= EXERCISE DESCRIPTION =
Please repeat all of the listing exactly.

(Stored entries)
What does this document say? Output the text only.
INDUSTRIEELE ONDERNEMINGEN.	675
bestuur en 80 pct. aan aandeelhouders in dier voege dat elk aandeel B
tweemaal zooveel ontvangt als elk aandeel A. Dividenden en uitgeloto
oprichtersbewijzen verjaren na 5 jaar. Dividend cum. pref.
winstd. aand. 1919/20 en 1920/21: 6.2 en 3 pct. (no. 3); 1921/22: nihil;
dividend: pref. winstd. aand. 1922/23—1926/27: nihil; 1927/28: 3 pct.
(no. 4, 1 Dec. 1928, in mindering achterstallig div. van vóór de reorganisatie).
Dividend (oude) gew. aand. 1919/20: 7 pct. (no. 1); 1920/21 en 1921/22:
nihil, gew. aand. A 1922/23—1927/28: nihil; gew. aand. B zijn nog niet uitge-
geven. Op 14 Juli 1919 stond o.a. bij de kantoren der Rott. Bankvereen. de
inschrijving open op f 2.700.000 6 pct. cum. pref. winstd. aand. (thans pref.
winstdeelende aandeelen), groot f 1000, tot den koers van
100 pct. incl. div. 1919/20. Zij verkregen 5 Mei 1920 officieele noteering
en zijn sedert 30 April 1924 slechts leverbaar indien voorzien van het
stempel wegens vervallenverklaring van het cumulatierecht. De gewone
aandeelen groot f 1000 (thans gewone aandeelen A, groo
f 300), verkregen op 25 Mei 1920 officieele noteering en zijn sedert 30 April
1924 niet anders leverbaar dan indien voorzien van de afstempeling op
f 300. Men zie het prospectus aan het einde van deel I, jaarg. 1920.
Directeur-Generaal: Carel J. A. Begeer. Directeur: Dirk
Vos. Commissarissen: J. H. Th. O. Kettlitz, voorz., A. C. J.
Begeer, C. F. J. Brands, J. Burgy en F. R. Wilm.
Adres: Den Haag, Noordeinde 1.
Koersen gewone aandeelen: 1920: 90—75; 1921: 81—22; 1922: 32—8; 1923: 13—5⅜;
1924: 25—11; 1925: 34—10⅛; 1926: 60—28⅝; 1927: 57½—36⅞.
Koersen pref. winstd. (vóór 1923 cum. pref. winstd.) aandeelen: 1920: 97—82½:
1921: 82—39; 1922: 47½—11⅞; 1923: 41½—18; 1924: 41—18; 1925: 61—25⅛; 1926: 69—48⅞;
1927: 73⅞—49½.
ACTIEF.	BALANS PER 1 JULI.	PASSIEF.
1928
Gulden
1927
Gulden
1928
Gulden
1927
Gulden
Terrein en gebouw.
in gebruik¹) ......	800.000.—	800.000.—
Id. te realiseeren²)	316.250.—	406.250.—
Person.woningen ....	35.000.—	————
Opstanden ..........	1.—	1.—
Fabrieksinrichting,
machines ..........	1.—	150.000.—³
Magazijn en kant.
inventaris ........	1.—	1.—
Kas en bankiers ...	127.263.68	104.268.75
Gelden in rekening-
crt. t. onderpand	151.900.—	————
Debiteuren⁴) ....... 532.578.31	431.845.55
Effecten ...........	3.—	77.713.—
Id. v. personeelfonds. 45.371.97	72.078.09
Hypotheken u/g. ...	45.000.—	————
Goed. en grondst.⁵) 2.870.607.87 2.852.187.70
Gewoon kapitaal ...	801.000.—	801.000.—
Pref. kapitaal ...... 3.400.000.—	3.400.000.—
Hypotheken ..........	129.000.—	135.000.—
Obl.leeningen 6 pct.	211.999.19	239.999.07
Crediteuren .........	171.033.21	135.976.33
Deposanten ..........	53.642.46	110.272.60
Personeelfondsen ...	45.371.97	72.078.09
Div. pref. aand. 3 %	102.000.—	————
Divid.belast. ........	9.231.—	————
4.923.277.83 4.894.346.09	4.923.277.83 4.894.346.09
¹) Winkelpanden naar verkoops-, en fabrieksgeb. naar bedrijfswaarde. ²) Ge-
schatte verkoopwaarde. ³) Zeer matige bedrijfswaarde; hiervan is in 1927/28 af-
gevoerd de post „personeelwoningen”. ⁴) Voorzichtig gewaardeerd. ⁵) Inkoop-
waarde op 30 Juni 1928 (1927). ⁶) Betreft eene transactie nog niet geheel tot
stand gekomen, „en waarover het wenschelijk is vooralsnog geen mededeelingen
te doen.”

= SOLUTION BELOW =
What does this document say? Output the text only.
INDUSTRIEELE ONDERNEMINGEN.	675
bestuur en 80 pct. aan aandeelhouders in dier voege dat elk aandeel B
tweemaal zooveel ontvangt als elk aandeel A. Dividenden en uitgeloto
oprichtersbewijzen verjaren na 5 jaar. Dividend cum. pref.
winstd. aand. 1919/20 en 1920/21: 6.2 en 3 pct. (no. 3); 1921/22: nihil;
dividend: pref. winstd. aand. 1922/23—1926/27: nihil; 1927/28: 3 pct.
(no. 4, 1 Dec. 1928, in mindering achterstallig div. van vóór de reorganisatie).
Dividend (oude) gew. aand. 1919/20: 7 pct. (no. 1); 1920/21 en 1921/22:
nihil, gew. aand. A 1922/23—1927/28: nihil; gew. aand. B zijn nog niet uitge-
geven. Op 14 Juli 1919 stond o.a. bij de kantoren der Rott. Bankvereen. de
inschrijving open op f 2.700.000 6 pct. cum. pref. winstd. aand. (thans pref.
winstdeelende aandeelen), groot f 1000, tot den koers van
100 pct. incl. div. 1919/20. Zij verkregen 5 Mei 1920 officieele noteering
en zijn sedert 30 April 1924 slechts leverbaar indien voorzien van het
stempel wegens vervallenverklaring van het cumulatierecht. De gewone
aandeelen groot f 1000 (thans gewone aandeelen A, groo
f 300), verkregen op 25 Mei 1920 officieele noteering en zijn sedert 30 April
1924 niet anders leverbaar dan indien voorzien van de afstempeling op
f 300. Men zie het prospectus aan het einde van deel I, jaarg. 1920.
Directeur-Generaal: Carel J. A. Begeer. Directeur: Dirk
Vos. Commissarissen: J. H. Th. O. Kettlitz, voorz., A. C. J.
Begeer, C. F. J. Brands, J. Burgy en F. R. Wilm.
Adres: Den Haag, Noordeinde 1.
Koersen gewone aandeelen: 1920: 90—75; 1921: 81—22; 1922: 32—8; 1923: 13—5⅜;
1924: 25—11; 1925: 34—10⅛; 1926: 60—28⅝; 1927: 57½—36⅞.
Koersen pref. winstd. (vóór 1923 cum. pref. winstd.) aandeelen: 1920: 97—82½:
1921: 82—39; 1922: 47½—11⅞; 1923: 41½—18; 1924: 41—18; 1925: 61—25⅛; 1926: 69—48⅞;
1927: 73⅞—49½.
ACTIEF.	BALANS PER 1 JULI.	PASSIEF.
1928
Gulden
1927
Gulden
1928
Gulden
1927
Gulden
Terrein en gebouw.
in gebruik¹) ......	800.000.—	800.000.—
Id. te realiseeren²)	316.250.—	406.250.—
Person.woningen ....	35.000.—	————
Opstanden ..........	1.—	1.—
Fabrieksinrichting,
machines ..........	1.—	150.000.—³
Magazijn en kant.
inventaris ........	1.—	1.—
Kas en bankiers ...	127.263.68	104.268.75
Gelden in rekening-
crt. t. onderpand	151.900.—	————
Debiteuren⁴) ....... 532.578.31	431.845.55
Effecten ...........	3.—	77.713.—
Id. v. personeelfonds. 45.371.97	72.078.09
Hypotheken u/g. ...	45.000.—	————
Goed. en grondst.⁵) 2.870.607.87 2.852.187.70
Gewoon kapitaal ...	801.000.—	801.000.—
Pref. kapitaal ...... 3.400.000.—	3.400.000.—
Hypotheken ..........	129.000.—	135.000.—
Obl.leeningen 6 pct.	211.999.19	239.999.07
Crediteuren .........	171.033.21	135.976.33
Deposanten ..........	53.642.46	110.272.60
Personeelfondsen ...	45.371.97	72.078.09
Div. pref. aand. 3 %	102.000.—	————
Divid.belast. ........	9.231.—	————
4.923.277.83 4.894.346.09	4.923.277.83 4.894.346.09
¹) Winkelpanden naar verkoops-, en fabrieksgeb. naar bedrijfswaarde. ²) Ge-
schatte verkoopwaarde. ³) Zeer matige bedrijfswaarde; hiervan is in 1927/28 af-
gevoerd de post „personeelwoningen”. ⁴) Voorzichtig gewaardeerd. ⁵) Inkoop-
waarde op 30 Juni 1928 (1927). ⁶) Betreft eene transactie nog niet geheel tot
stand gekomen, „en waarover het wenschelijk is vooralsnog geen mededeelingen
te doen.”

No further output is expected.